*SHORT PROBLEM:* Copy every line of the listing that holds the string "Figura".

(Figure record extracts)
------------------------------------

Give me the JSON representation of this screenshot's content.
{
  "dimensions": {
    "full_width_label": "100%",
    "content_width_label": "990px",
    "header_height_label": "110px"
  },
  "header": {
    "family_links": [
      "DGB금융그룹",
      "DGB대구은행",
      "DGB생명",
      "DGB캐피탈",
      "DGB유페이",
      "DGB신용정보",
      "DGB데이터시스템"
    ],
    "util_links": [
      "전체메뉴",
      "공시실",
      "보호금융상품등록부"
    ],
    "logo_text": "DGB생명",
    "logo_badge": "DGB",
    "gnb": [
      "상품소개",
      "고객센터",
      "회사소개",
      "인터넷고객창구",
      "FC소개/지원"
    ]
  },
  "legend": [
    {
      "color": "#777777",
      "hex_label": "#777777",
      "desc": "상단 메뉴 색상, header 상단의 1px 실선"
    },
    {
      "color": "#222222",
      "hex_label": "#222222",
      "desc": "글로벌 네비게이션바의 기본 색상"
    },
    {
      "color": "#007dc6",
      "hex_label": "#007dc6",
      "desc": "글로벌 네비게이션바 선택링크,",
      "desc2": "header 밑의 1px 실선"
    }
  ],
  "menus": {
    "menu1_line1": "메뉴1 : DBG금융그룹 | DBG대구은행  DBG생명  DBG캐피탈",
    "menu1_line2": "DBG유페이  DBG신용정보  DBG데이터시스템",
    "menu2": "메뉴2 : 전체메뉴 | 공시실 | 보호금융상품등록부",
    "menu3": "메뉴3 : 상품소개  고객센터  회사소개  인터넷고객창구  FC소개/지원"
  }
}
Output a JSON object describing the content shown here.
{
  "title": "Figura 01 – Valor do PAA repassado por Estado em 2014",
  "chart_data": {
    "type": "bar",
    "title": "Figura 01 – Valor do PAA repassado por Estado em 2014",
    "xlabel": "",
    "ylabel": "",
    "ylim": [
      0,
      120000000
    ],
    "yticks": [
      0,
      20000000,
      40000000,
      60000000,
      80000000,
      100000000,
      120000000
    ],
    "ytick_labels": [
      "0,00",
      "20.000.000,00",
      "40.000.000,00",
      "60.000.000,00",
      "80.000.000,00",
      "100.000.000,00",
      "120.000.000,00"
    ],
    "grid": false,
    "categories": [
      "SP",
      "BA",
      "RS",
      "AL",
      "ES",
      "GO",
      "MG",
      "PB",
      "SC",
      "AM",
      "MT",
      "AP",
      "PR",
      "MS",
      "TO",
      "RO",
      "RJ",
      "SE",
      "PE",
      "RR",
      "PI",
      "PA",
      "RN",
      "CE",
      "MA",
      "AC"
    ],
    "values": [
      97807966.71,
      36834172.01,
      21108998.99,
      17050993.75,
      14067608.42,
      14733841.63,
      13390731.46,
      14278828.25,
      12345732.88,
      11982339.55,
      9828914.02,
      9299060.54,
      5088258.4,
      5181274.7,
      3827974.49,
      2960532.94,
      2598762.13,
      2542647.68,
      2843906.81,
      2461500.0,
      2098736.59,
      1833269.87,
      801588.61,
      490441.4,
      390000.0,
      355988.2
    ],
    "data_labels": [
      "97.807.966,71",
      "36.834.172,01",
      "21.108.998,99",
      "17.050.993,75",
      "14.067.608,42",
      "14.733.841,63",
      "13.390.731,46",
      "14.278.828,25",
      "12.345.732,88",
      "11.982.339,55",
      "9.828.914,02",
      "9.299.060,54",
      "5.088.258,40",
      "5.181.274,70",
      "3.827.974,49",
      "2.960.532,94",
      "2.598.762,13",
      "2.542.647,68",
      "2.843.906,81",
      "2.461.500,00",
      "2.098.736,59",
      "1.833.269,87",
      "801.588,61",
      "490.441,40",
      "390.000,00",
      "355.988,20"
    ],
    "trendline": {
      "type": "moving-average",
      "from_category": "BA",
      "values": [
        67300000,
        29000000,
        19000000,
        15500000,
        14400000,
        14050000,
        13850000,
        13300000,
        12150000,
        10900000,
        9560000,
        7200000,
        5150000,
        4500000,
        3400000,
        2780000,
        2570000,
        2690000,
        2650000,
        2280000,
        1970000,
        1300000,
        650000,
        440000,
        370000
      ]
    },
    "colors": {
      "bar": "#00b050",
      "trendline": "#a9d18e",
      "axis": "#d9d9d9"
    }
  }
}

------------------------------------

*EXPECTED ANSWER:*
  "title": "Figura 01 – Valor do PAA repassado por Estado em 2014",
    "title": "Figura 01 – Valor do PAA repassado por Estado em 2014",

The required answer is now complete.